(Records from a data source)
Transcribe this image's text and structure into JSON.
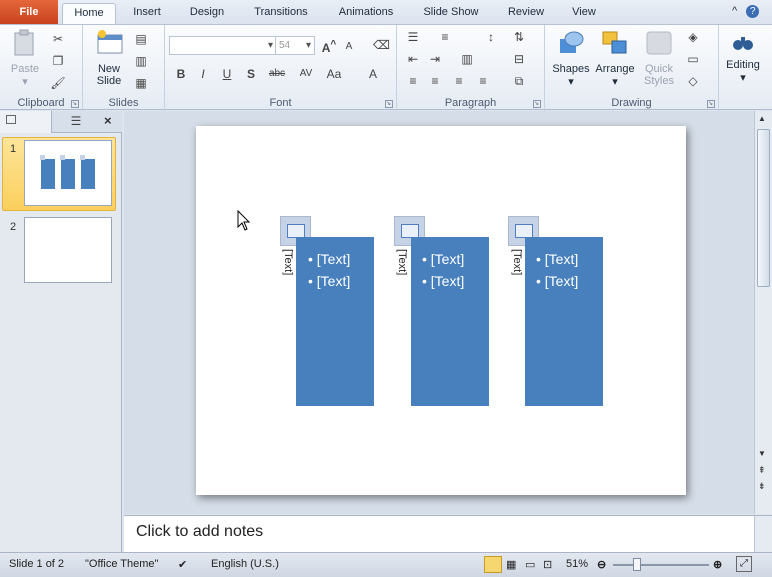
{
  "tabs": [
    "File",
    "Home",
    "Insert",
    "Design",
    "Transitions",
    "Animations",
    "Slide Show",
    "Review",
    "View"
  ],
  "ribbon": {
    "clipboard": {
      "label": "Clipboard",
      "paste": "Paste"
    },
    "slides": {
      "label": "Slides",
      "new_slide": "New Slide"
    },
    "font": {
      "label": "Font",
      "font_size": "54",
      "bold": "B",
      "italic": "I",
      "underline": "U",
      "shadow": "S",
      "strike": "abc",
      "spacing": "AV",
      "case": "Aa",
      "color": "A"
    },
    "paragraph": {
      "label": "Paragraph"
    },
    "drawing": {
      "label": "Drawing",
      "shapes": "Shapes",
      "arrange": "Arrange",
      "quick_styles": "Quick Styles"
    },
    "editing": {
      "label": "Editing"
    }
  },
  "slide_panel": {
    "slides": [
      {
        "num": "1"
      },
      {
        "num": "2"
      }
    ]
  },
  "slide": {
    "columns": [
      {
        "label": "[Text]",
        "bullets": [
          "[Text]",
          "[Text]"
        ]
      },
      {
        "label": "[Text]",
        "bullets": [
          "[Text]",
          "[Text]"
        ]
      },
      {
        "label": "[Text]",
        "bullets": [
          "[Text]",
          "[Text]"
        ]
      }
    ]
  },
  "notes": {
    "placeholder": "Click to add notes"
  },
  "status": {
    "slide_info": "Slide 1 of 2",
    "theme": "\"Office Theme\"",
    "language": "English (U.S.)",
    "zoom": "51%"
  },
  "colors": {
    "accent": "#4780bc",
    "file_tab": "#d4542a"
  }
}
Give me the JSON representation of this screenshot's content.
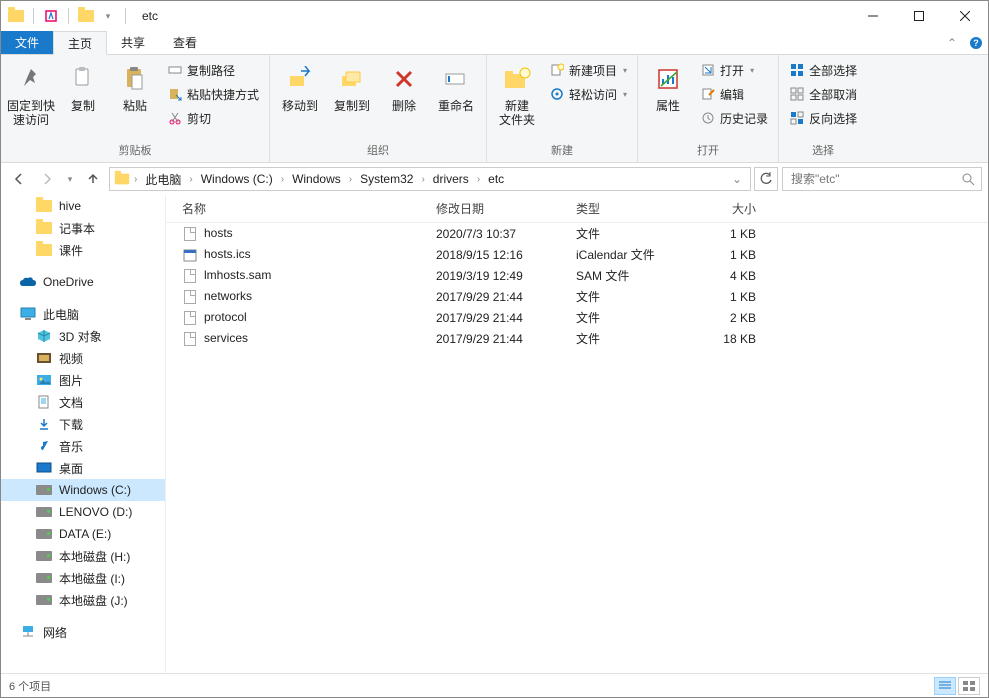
{
  "window": {
    "title": "etc"
  },
  "tabs": {
    "file": "文件",
    "home": "主页",
    "share": "共享",
    "view": "查看"
  },
  "ribbon": {
    "pin": "固定到快\n速访问",
    "copy": "复制",
    "paste": "粘贴",
    "copy_path": "复制路径",
    "paste_shortcut": "粘贴快捷方式",
    "cut": "剪切",
    "group_clipboard": "剪贴板",
    "move_to": "移动到",
    "copy_to": "复制到",
    "delete": "删除",
    "rename": "重命名",
    "group_organize": "组织",
    "new_folder": "新建\n文件夹",
    "new_item": "新建项目",
    "easy_access": "轻松访问",
    "group_new": "新建",
    "properties": "属性",
    "open": "打开",
    "edit": "编辑",
    "history": "历史记录",
    "group_open": "打开",
    "select_all": "全部选择",
    "select_none": "全部取消",
    "invert_sel": "反向选择",
    "group_select": "选择"
  },
  "breadcrumb": {
    "items": [
      "此电脑",
      "Windows (C:)",
      "Windows",
      "System32",
      "drivers",
      "etc"
    ]
  },
  "search": {
    "placeholder": "搜索\"etc\""
  },
  "columns": {
    "name": "名称",
    "date": "修改日期",
    "type": "类型",
    "size": "大小"
  },
  "nav": {
    "hive": "hive",
    "notepad": "记事本",
    "courseware": "课件",
    "onedrive": "OneDrive",
    "this_pc": "此电脑",
    "obj3d": "3D 对象",
    "videos": "视频",
    "pictures": "图片",
    "documents": "文档",
    "downloads": "下载",
    "music": "音乐",
    "desktop": "桌面",
    "drive_c": "Windows (C:)",
    "drive_d": "LENOVO (D:)",
    "drive_e": "DATA (E:)",
    "drive_h": "本地磁盘 (H:)",
    "drive_i": "本地磁盘 (I:)",
    "drive_j": "本地磁盘 (J:)",
    "network": "网络"
  },
  "files": [
    {
      "name": "hosts",
      "date": "2020/7/3 10:37",
      "type": "文件",
      "size": "1 KB",
      "icon": "file"
    },
    {
      "name": "hosts.ics",
      "date": "2018/9/15 12:16",
      "type": "iCalendar 文件",
      "size": "1 KB",
      "icon": "cal"
    },
    {
      "name": "lmhosts.sam",
      "date": "2019/3/19 12:49",
      "type": "SAM 文件",
      "size": "4 KB",
      "icon": "file"
    },
    {
      "name": "networks",
      "date": "2017/9/29 21:44",
      "type": "文件",
      "size": "1 KB",
      "icon": "file"
    },
    {
      "name": "protocol",
      "date": "2017/9/29 21:44",
      "type": "文件",
      "size": "2 KB",
      "icon": "file"
    },
    {
      "name": "services",
      "date": "2017/9/29 21:44",
      "type": "文件",
      "size": "18 KB",
      "icon": "file"
    }
  ],
  "status": {
    "count": "6 个项目"
  }
}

Task statement:
Find how many lines include the string "placeholder" and report that number alone.

The solution:
2